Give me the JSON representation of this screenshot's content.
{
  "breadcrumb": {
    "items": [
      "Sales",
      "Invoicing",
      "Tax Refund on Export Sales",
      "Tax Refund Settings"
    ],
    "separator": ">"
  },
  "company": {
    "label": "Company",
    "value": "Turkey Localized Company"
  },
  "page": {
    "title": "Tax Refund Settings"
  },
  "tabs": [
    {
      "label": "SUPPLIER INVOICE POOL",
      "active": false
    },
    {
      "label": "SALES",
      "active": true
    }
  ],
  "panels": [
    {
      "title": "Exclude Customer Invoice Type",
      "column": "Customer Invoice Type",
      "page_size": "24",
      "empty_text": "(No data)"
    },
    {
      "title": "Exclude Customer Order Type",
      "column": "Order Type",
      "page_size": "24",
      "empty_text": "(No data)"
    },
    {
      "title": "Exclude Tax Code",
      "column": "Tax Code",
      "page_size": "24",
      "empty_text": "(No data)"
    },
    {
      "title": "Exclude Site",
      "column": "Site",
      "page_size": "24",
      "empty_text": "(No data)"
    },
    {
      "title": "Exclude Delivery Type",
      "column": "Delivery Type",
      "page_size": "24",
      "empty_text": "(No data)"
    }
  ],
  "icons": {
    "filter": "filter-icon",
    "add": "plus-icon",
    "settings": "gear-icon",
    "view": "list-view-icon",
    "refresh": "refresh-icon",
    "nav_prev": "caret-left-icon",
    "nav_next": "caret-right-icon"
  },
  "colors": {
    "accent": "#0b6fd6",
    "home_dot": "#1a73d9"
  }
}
——————
■ **Task**: Show all lines in the entries above where the string "Customer" appears.

■ **Exercise result**:
      "title": "Exclude Customer Invoice Type",
      "column": "Customer Invoice Type",
      "title": "Exclude Customer Order Type",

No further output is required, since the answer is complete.